### Objective
Every entry below should be printed exactly, without its images.

---*---

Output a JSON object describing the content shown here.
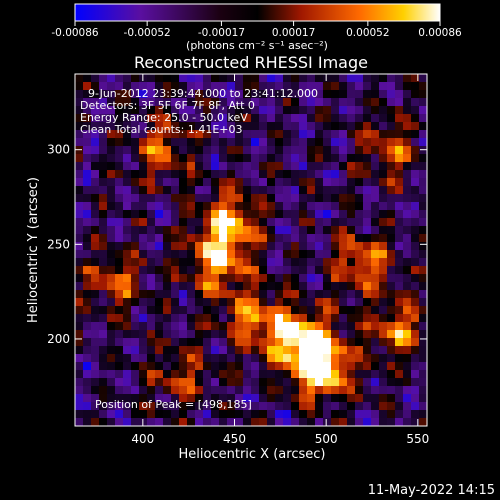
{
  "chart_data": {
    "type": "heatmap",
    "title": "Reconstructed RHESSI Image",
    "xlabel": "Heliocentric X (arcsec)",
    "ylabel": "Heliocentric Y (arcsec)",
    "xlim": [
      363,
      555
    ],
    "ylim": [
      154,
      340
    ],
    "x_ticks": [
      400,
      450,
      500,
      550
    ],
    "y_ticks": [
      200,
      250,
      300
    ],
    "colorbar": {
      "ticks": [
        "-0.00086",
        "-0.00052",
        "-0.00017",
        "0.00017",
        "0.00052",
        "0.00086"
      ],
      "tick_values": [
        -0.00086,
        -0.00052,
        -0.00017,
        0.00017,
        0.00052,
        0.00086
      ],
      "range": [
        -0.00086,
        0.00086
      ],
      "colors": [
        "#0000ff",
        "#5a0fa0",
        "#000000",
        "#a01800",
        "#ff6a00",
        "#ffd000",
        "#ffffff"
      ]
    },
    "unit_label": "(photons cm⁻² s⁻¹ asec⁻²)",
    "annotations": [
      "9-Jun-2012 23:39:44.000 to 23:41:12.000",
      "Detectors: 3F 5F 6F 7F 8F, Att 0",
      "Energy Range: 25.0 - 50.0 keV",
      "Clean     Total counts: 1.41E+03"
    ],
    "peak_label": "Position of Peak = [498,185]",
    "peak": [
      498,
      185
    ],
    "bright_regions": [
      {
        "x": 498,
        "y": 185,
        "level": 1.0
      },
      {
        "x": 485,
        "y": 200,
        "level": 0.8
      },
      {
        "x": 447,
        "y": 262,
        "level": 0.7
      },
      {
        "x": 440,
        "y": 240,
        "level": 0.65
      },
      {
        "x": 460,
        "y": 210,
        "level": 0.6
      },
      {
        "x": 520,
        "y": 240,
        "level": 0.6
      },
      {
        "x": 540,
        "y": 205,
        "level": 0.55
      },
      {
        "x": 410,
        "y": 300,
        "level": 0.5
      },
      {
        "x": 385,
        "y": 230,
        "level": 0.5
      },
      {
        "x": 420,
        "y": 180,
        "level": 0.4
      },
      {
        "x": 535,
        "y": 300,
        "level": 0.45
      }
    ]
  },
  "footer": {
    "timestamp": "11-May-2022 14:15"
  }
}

---*---

### Worked solution
Output a JSON object describing the content shown here.
{
  "chart_data": {
    "type": "heatmap",
    "title": "Reconstructed RHESSI Image",
    "xlabel": "Heliocentric X (arcsec)",
    "ylabel": "Heliocentric Y (arcsec)",
    "xlim": [
      363,
      555
    ],
    "ylim": [
      154,
      340
    ],
    "x_ticks": [
      400,
      450,
      500,
      550
    ],
    "y_ticks": [
      200,
      250,
      300
    ],
    "colorbar": {
      "ticks": [
        "-0.00086",
        "-0.00052",
        "-0.00017",
        "0.00017",
        "0.00052",
        "0.00086"
      ],
      "tick_values": [
        -0.00086,
        -0.00052,
        -0.00017,
        0.00017,
        0.00052,
        0.00086
      ],
      "range": [
        -0.00086,
        0.00086
      ],
      "colors": [
        "#0000ff",
        "#5a0fa0",
        "#000000",
        "#a01800",
        "#ff6a00",
        "#ffd000",
        "#ffffff"
      ]
    },
    "unit_label": "(photons cm⁻² s⁻¹ asec⁻²)",
    "annotations": [
      "9-Jun-2012 23:39:44.000 to 23:41:12.000",
      "Detectors: 3F 5F 6F 7F 8F, Att 0",
      "Energy Range: 25.0 - 50.0 keV",
      "Clean     Total counts: 1.41E+03"
    ],
    "peak_label": "Position of Peak = [498,185]",
    "peak": [
      498,
      185
    ],
    "bright_regions": [
      {
        "x": 498,
        "y": 185,
        "level": 1.0
      },
      {
        "x": 485,
        "y": 200,
        "level": 0.8
      },
      {
        "x": 447,
        "y": 262,
        "level": 0.7
      },
      {
        "x": 440,
        "y": 240,
        "level": 0.65
      },
      {
        "x": 460,
        "y": 210,
        "level": 0.6
      },
      {
        "x": 520,
        "y": 240,
        "level": 0.6
      },
      {
        "x": 540,
        "y": 205,
        "level": 0.55
      },
      {
        "x": 410,
        "y": 300,
        "level": 0.5
      },
      {
        "x": 385,
        "y": 230,
        "level": 0.5
      },
      {
        "x": 420,
        "y": 180,
        "level": 0.4
      },
      {
        "x": 535,
        "y": 300,
        "level": 0.45
      }
    ]
  },
  "footer": {
    "timestamp": "11-May-2022 14:15"
  }
}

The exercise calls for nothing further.